___ EXCERPTED DATA ___
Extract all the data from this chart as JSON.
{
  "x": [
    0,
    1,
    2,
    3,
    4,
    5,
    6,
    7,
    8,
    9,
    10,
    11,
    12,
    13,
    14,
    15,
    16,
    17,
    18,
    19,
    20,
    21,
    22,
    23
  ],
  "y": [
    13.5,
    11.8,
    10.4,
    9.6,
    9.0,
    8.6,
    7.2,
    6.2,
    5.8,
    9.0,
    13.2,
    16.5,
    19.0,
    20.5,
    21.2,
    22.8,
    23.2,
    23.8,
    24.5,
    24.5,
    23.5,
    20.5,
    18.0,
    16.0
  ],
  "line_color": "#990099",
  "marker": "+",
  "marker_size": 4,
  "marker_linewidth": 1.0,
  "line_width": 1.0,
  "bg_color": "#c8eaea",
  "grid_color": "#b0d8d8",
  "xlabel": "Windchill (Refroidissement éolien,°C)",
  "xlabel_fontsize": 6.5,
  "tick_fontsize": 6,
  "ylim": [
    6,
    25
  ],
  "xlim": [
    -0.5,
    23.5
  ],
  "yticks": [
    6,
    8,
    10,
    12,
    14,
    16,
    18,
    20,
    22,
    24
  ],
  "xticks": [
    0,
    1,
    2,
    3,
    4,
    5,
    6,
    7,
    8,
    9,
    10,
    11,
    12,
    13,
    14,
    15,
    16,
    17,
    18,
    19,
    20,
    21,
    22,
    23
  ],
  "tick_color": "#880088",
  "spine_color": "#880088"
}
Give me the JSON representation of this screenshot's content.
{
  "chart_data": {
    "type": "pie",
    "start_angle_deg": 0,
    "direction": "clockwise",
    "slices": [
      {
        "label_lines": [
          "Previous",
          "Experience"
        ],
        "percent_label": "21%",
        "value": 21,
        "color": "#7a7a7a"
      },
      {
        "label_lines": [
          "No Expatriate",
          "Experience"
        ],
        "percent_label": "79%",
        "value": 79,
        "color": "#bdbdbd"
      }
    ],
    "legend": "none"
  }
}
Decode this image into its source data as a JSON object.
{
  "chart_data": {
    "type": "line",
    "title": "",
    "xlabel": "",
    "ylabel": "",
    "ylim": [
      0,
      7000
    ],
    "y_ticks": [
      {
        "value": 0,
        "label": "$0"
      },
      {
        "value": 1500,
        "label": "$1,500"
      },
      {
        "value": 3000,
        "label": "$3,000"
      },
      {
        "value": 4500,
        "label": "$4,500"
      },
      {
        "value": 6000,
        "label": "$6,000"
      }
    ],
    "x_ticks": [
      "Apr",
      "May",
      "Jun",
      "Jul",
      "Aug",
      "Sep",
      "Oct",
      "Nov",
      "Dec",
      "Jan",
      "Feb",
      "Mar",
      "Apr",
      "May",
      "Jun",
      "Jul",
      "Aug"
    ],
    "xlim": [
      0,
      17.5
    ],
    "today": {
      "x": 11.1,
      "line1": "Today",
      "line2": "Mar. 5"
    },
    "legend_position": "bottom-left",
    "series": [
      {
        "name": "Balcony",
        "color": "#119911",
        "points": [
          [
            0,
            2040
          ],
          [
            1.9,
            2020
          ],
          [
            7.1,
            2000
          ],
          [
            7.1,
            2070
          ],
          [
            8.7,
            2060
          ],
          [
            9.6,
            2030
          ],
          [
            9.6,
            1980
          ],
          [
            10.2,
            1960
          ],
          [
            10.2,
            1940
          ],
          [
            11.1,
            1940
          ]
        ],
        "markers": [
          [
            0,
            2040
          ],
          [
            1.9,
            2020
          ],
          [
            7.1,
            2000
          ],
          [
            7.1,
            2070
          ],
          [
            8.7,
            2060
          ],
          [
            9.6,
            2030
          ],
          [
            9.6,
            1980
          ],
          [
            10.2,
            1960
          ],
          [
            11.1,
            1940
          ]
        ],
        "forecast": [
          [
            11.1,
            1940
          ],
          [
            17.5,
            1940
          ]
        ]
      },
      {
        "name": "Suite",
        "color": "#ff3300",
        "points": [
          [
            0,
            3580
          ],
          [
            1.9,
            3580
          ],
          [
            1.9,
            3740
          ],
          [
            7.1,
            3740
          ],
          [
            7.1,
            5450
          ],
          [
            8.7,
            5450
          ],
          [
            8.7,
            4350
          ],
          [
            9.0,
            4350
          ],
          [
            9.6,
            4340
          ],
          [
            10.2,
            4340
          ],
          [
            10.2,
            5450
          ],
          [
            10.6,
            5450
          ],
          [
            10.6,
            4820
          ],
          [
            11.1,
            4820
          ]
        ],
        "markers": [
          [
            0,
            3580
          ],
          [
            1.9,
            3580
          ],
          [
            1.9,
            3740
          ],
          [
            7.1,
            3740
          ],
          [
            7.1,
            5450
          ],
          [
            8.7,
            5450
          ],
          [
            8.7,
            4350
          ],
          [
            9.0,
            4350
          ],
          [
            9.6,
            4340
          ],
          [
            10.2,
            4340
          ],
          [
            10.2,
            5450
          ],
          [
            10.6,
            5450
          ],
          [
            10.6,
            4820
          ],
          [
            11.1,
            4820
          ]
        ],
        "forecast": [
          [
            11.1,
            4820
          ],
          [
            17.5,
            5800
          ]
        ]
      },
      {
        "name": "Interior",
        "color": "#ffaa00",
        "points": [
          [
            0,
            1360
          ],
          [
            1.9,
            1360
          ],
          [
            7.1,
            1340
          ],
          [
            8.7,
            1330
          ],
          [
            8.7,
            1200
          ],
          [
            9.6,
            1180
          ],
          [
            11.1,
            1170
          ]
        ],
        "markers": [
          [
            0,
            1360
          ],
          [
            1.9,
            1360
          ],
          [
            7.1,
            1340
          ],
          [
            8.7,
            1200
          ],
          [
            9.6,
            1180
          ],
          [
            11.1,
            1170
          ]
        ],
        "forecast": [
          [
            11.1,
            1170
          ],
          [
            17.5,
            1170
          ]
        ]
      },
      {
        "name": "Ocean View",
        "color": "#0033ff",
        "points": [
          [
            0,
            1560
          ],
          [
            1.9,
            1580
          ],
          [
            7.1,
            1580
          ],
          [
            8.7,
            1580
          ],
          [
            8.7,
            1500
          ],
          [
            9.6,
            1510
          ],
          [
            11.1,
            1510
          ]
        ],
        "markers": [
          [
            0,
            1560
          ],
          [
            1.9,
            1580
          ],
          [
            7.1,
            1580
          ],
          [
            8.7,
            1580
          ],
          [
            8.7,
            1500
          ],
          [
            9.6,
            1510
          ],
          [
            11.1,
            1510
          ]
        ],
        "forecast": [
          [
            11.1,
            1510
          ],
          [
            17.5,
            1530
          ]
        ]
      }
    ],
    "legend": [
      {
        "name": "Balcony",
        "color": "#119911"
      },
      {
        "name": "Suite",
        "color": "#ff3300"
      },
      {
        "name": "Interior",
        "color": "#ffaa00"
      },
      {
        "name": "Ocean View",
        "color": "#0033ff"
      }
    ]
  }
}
___
__SHORT PROBLEM__: Every line holding "this" should be copied out.

__RESPONSE BELOW__:
Extract all the data from this chart as JSON.
Give me the JSON representation of this screenshot's content.
Decode this image into its source data as a JSON object.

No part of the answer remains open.